Figure collection entries
────────
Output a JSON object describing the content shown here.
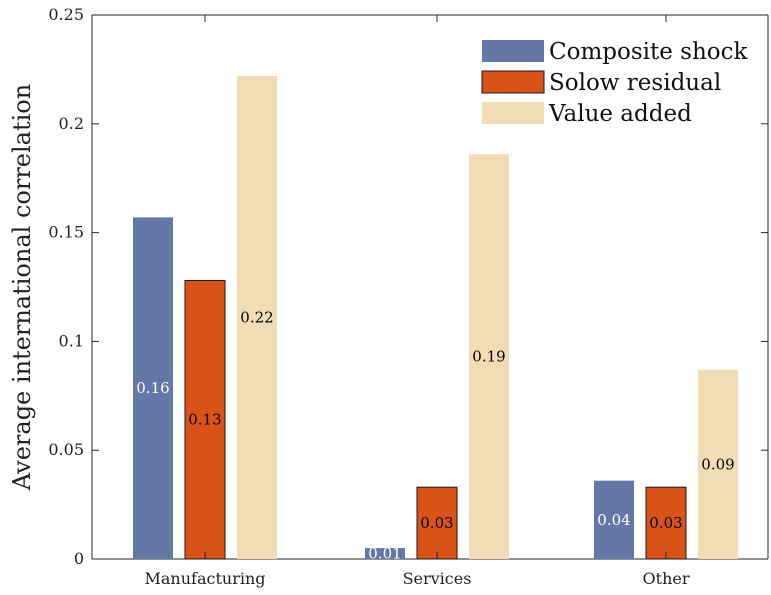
{
  "chart_data": {
    "type": "bar",
    "categories": [
      "Manufacturing",
      "Services",
      "Other"
    ],
    "series": [
      {
        "name": "Composite shock",
        "values": [
          0.157,
          0.005,
          0.036
        ],
        "labels": [
          "0.16",
          "0.01",
          "0.04"
        ],
        "color": "#6478a8",
        "label_color": "#ffffff"
      },
      {
        "name": "Solow residual",
        "values": [
          0.128,
          0.033,
          0.033
        ],
        "labels": [
          "0.13",
          "0.03",
          "0.03"
        ],
        "color": "#d95319",
        "label_color": "#000000"
      },
      {
        "name": "Value added",
        "values": [
          0.222,
          0.186,
          0.087
        ],
        "labels": [
          "0.22",
          "0.19",
          "0.09"
        ],
        "color": "#f2dcb6",
        "label_color": "#000000"
      }
    ],
    "ylabel": "Average international correlation",
    "xlabel": "",
    "ylim": [
      0,
      0.25
    ],
    "yticks": [
      0,
      0.05,
      0.1,
      0.15,
      0.2,
      0.25
    ],
    "ytick_labels": [
      "0",
      "0.05",
      "0.1",
      "0.15",
      "0.2",
      "0.25"
    ],
    "legend_position": "top-right",
    "grid": false
  }
}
────────
Print every record above exactly as written, leaving out the pictures.

Output a JSON object describing the content shown here.
{
  "chart_data": {
    "type": "bar",
    "categories": [
      "Manufacturing",
      "Services",
      "Other"
    ],
    "series": [
      {
        "name": "Composite shock",
        "values": [
          0.157,
          0.005,
          0.036
        ],
        "labels": [
          "0.16",
          "0.01",
          "0.04"
        ],
        "color": "#6478a8",
        "label_color": "#ffffff"
      },
      {
        "name": "Solow residual",
        "values": [
          0.128,
          0.033,
          0.033
        ],
        "labels": [
          "0.13",
          "0.03",
          "0.03"
        ],
        "color": "#d95319",
        "label_color": "#000000"
      },
      {
        "name": "Value added",
        "values": [
          0.222,
          0.186,
          0.087
        ],
        "labels": [
          "0.22",
          "0.19",
          "0.09"
        ],
        "color": "#f2dcb6",
        "label_color": "#000000"
      }
    ],
    "ylabel": "Average international correlation",
    "xlabel": "",
    "ylim": [
      0,
      0.25
    ],
    "yticks": [
      0,
      0.05,
      0.1,
      0.15,
      0.2,
      0.25
    ],
    "ytick_labels": [
      "0",
      "0.05",
      "0.1",
      "0.15",
      "0.2",
      "0.25"
    ],
    "legend_position": "top-right",
    "grid": false
  }
}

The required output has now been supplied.